_Dataset_

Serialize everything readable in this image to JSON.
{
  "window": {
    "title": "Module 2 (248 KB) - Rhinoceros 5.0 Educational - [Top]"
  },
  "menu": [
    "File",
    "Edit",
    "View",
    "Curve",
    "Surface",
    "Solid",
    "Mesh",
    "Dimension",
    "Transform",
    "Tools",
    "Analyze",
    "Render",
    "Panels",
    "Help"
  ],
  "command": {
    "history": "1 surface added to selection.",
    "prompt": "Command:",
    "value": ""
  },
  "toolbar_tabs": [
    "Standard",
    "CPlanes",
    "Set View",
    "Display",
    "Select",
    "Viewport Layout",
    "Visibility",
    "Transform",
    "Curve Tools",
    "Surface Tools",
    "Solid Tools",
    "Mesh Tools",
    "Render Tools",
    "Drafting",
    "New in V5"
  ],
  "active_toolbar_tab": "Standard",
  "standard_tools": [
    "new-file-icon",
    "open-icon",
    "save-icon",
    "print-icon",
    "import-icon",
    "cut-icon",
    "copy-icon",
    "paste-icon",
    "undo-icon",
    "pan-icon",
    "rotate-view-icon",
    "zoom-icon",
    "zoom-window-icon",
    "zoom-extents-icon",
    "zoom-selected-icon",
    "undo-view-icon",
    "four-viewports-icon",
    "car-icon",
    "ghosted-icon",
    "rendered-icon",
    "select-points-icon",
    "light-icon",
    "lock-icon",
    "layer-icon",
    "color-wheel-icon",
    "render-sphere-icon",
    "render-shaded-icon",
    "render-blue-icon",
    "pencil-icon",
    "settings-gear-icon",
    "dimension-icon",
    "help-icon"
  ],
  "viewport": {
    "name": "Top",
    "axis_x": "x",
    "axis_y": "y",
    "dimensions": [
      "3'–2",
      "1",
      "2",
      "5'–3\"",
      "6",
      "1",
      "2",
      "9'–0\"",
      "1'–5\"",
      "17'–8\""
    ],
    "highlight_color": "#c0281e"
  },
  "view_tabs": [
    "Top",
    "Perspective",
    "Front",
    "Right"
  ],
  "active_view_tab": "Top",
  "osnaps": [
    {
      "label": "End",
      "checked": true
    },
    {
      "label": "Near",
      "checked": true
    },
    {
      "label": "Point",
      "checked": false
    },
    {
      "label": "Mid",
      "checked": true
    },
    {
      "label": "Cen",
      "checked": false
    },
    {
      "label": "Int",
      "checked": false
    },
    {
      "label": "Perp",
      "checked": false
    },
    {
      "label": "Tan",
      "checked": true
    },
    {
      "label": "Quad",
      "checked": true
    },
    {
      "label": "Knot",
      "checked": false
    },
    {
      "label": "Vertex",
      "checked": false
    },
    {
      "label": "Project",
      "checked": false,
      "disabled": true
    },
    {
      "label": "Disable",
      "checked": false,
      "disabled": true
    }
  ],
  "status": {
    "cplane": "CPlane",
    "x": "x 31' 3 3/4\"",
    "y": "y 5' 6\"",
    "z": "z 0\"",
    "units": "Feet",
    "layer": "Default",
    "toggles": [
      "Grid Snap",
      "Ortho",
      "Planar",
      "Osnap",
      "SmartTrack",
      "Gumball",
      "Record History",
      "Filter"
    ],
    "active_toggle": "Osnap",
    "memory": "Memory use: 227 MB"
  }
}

_Task requirements_
Give the listing again, word for word.

_The output_
Serialize everything readable in this image to JSON.
{
  "window": {
    "title": "Module 2 (248 KB) - Rhinoceros 5.0 Educational - [Top]"
  },
  "menu": [
    "File",
    "Edit",
    "View",
    "Curve",
    "Surface",
    "Solid",
    "Mesh",
    "Dimension",
    "Transform",
    "Tools",
    "Analyze",
    "Render",
    "Panels",
    "Help"
  ],
  "command": {
    "history": "1 surface added to selection.",
    "prompt": "Command:",
    "value": ""
  },
  "toolbar_tabs": [
    "Standard",
    "CPlanes",
    "Set View",
    "Display",
    "Select",
    "Viewport Layout",
    "Visibility",
    "Transform",
    "Curve Tools",
    "Surface Tools",
    "Solid Tools",
    "Mesh Tools",
    "Render Tools",
    "Drafting",
    "New in V5"
  ],
  "active_toolbar_tab": "Standard",
  "standard_tools": [
    "new-file-icon",
    "open-icon",
    "save-icon",
    "print-icon",
    "import-icon",
    "cut-icon",
    "copy-icon",
    "paste-icon",
    "undo-icon",
    "pan-icon",
    "rotate-view-icon",
    "zoom-icon",
    "zoom-window-icon",
    "zoom-extents-icon",
    "zoom-selected-icon",
    "undo-view-icon",
    "four-viewports-icon",
    "car-icon",
    "ghosted-icon",
    "rendered-icon",
    "select-points-icon",
    "light-icon",
    "lock-icon",
    "layer-icon",
    "color-wheel-icon",
    "render-sphere-icon",
    "render-shaded-icon",
    "render-blue-icon",
    "pencil-icon",
    "settings-gear-icon",
    "dimension-icon",
    "help-icon"
  ],
  "viewport": {
    "name": "Top",
    "axis_x": "x",
    "axis_y": "y",
    "dimensions": [
      "3'–2",
      "1",
      "2",
      "5'–3\"",
      "6",
      "1",
      "2",
      "9'–0\"",
      "1'–5\"",
      "17'–8\""
    ],
    "highlight_color": "#c0281e"
  },
  "view_tabs": [
    "Top",
    "Perspective",
    "Front",
    "Right"
  ],
  "active_view_tab": "Top",
  "osnaps": [
    {
      "label": "End",
      "checked": true
    },
    {
      "label": "Near",
      "checked": true
    },
    {
      "label": "Point",
      "checked": false
    },
    {
      "label": "Mid",
      "checked": true
    },
    {
      "label": "Cen",
      "checked": false
    },
    {
      "label": "Int",
      "checked": false
    },
    {
      "label": "Perp",
      "checked": false
    },
    {
      "label": "Tan",
      "checked": true
    },
    {
      "label": "Quad",
      "checked": true
    },
    {
      "label": "Knot",
      "checked": false
    },
    {
      "label": "Vertex",
      "checked": false
    },
    {
      "label": "Project",
      "checked": false,
      "disabled": true
    },
    {
      "label": "Disable",
      "checked": false,
      "disabled": true
    }
  ],
  "status": {
    "cplane": "CPlane",
    "x": "x 31' 3 3/4\"",
    "y": "y 5' 6\"",
    "z": "z 0\"",
    "units": "Feet",
    "layer": "Default",
    "toggles": [
      "Grid Snap",
      "Ortho",
      "Planar",
      "Osnap",
      "SmartTrack",
      "Gumball",
      "Record History",
      "Filter"
    ],
    "active_toggle": "Osnap",
    "memory": "Memory use: 227 MB"
  }
}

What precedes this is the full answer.